*DATA RECORDS*:
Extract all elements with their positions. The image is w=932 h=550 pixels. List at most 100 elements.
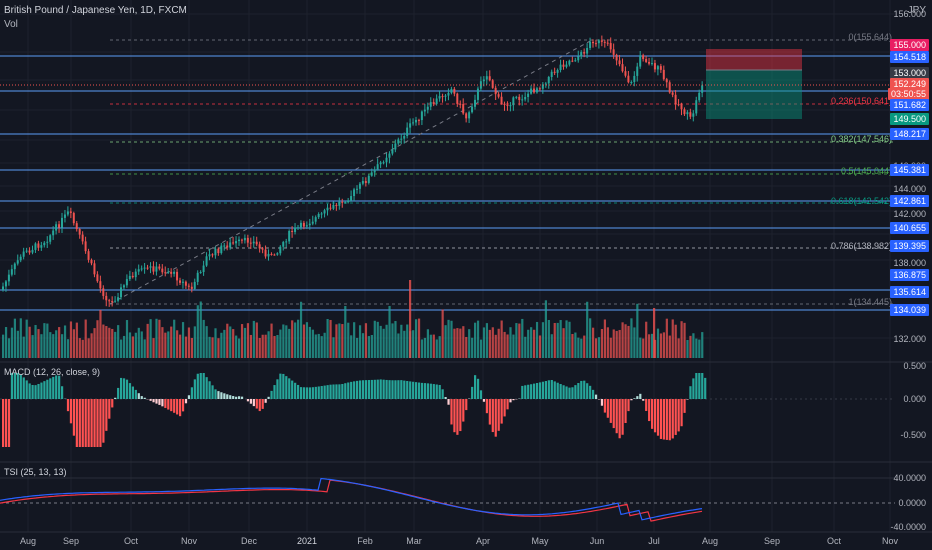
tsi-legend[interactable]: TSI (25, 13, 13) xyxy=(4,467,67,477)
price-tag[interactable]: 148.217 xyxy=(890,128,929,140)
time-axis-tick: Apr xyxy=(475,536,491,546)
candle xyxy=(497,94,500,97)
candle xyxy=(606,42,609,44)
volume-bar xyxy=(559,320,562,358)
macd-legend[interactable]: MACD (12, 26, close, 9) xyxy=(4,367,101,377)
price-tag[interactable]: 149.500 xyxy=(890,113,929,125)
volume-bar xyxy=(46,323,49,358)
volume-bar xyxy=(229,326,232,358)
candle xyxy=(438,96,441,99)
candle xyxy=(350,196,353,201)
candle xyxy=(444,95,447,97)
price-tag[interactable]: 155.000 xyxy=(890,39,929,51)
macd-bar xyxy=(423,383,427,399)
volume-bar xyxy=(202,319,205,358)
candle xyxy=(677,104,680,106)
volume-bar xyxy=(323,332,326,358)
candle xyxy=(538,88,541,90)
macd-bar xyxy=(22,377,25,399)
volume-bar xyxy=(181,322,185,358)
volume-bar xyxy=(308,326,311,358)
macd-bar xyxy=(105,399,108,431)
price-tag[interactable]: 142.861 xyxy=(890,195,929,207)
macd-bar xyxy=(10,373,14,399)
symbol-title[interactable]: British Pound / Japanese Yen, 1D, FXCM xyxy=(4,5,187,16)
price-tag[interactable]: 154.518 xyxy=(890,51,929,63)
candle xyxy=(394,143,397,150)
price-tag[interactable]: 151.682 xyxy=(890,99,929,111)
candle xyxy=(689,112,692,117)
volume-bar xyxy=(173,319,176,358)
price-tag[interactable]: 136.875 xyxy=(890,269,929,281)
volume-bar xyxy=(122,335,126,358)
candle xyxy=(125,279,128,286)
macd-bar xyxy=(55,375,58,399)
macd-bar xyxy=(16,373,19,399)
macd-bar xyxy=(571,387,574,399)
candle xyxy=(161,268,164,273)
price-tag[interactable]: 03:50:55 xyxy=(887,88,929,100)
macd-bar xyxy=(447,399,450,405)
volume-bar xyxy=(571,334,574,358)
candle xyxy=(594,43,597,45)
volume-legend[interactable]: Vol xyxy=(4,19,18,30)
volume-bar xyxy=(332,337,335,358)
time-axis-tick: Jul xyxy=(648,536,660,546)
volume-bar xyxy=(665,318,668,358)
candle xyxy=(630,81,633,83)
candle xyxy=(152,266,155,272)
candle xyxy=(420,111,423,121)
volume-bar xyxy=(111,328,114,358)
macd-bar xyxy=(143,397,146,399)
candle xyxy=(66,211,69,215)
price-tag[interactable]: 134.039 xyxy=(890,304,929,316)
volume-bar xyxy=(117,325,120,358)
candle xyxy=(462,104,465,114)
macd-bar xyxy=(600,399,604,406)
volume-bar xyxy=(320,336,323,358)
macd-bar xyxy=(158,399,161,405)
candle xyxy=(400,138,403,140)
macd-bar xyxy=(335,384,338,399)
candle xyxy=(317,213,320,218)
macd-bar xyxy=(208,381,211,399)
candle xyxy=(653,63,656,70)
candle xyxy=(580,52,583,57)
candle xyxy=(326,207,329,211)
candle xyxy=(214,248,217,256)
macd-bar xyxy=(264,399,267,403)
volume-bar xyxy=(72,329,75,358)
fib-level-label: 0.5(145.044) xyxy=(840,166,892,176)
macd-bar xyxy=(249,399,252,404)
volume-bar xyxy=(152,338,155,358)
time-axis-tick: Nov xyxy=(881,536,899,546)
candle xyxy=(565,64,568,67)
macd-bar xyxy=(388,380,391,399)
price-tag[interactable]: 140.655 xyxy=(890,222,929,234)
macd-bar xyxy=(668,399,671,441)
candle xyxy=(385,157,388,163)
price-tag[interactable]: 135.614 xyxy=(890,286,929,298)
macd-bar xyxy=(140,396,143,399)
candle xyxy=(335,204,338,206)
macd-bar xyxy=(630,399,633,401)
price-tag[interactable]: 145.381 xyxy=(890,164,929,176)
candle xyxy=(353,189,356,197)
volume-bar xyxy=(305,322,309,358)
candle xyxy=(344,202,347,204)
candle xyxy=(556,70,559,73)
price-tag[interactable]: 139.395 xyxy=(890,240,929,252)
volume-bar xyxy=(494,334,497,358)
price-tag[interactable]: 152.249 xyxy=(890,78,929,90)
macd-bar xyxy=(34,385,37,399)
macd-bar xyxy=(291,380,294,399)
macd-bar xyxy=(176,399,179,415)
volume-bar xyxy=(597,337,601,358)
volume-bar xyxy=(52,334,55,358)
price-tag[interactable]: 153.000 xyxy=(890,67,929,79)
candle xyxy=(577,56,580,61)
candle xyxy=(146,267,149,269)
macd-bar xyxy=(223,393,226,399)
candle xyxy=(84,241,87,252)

*AIM*:
Rewrite the lines as a numbered list, skipping any blank ones. Begin at the line that has "tsi-legend[interactable]: TSI (25, 13, 13)" and stop after the line that has "candle xyxy=(400,138,403,140)".

*RESULT FOR THIS TASK*:
1. tsi-legend[interactable]: TSI (25, 13, 13) xyxy=(4,467,67,477)
2. price-tag[interactable]: 148.217 xyxy=(890,128,929,140)
3. time-axis-tick: Apr xyxy=(475,536,491,546)
4. candle xyxy=(497,94,500,97)
5. candle xyxy=(606,42,609,44)
6. volume-bar xyxy=(559,320,562,358)
7. macd-legend[interactable]: MACD (12, 26, close, 9) xyxy=(4,367,101,377)
8. price-tag[interactable]: 149.500 xyxy=(890,113,929,125)
9. volume-bar xyxy=(46,323,49,358)
10. volume-bar xyxy=(229,326,232,358)
11. candle xyxy=(438,96,441,99)
12. candle xyxy=(350,196,353,201)
13. candle xyxy=(444,95,447,97)
14. price-tag[interactable]: 155.000 xyxy=(890,39,929,51)
15. macd-bar xyxy=(423,383,427,399)
16. volume-bar xyxy=(202,319,205,358)
17. candle xyxy=(677,104,680,106)
18. volume-bar xyxy=(323,332,326,358)
19. candle xyxy=(538,88,541,90)
20. macd-bar xyxy=(22,377,25,399)
21. volume-bar xyxy=(181,322,185,358)
22. volume-bar xyxy=(308,326,311,358)
23. macd-bar xyxy=(105,399,108,431)
24. price-tag[interactable]: 142.861 xyxy=(890,195,929,207)
25. macd-bar xyxy=(10,373,14,399)
26. symbol-title[interactable]: British Pound / Japanese Yen, 1D, FXCM xyxy=(4,5,187,16)
27. price-tag[interactable]: 154.518 xyxy=(890,51,929,63)
28. candle xyxy=(394,143,397,150)
29. price-tag[interactable]: 151.682 xyxy=(890,99,929,111)
30. candle xyxy=(689,112,692,117)
31. volume-bar xyxy=(173,319,176,358)
32. price-tag[interactable]: 136.875 xyxy=(890,269,929,281)
33. volume-bar xyxy=(122,335,126,358)
34. candle xyxy=(125,279,128,286)
35. macd-bar xyxy=(55,375,58,399)
36. macd-bar xyxy=(16,373,19,399)
37. macd-bar xyxy=(571,387,574,399)
38. candle xyxy=(161,268,164,273)
39. price-tag[interactable]: 03:50:55 xyxy=(887,88,929,100)
40. macd-bar xyxy=(447,399,450,405)
41. volume-bar xyxy=(571,334,574,358)
42. candle xyxy=(594,43,597,45)
43. volume-legend[interactable]: Vol xyxy=(4,19,18,30)
44. volume-bar xyxy=(332,337,335,358)
45. time-axis-tick: Jul xyxy=(648,536,660,546)
46. volume-bar xyxy=(665,318,668,358)
47. candle xyxy=(630,81,633,83)
48. candle xyxy=(152,266,155,272)
49. candle xyxy=(420,111,423,121)
50. volume-bar xyxy=(111,328,114,358)
51. macd-bar xyxy=(143,397,146,399)
52. candle xyxy=(66,211,69,215)
53. price-tag[interactable]: 134.039 xyxy=(890,304,929,316)
54. volume-bar xyxy=(117,325,120,358)
55. candle xyxy=(462,104,465,114)
56. macd-bar xyxy=(600,399,604,406)
57. volume-bar xyxy=(320,336,323,358)
58. macd-bar xyxy=(158,399,161,405)
59. candle xyxy=(400,138,403,140)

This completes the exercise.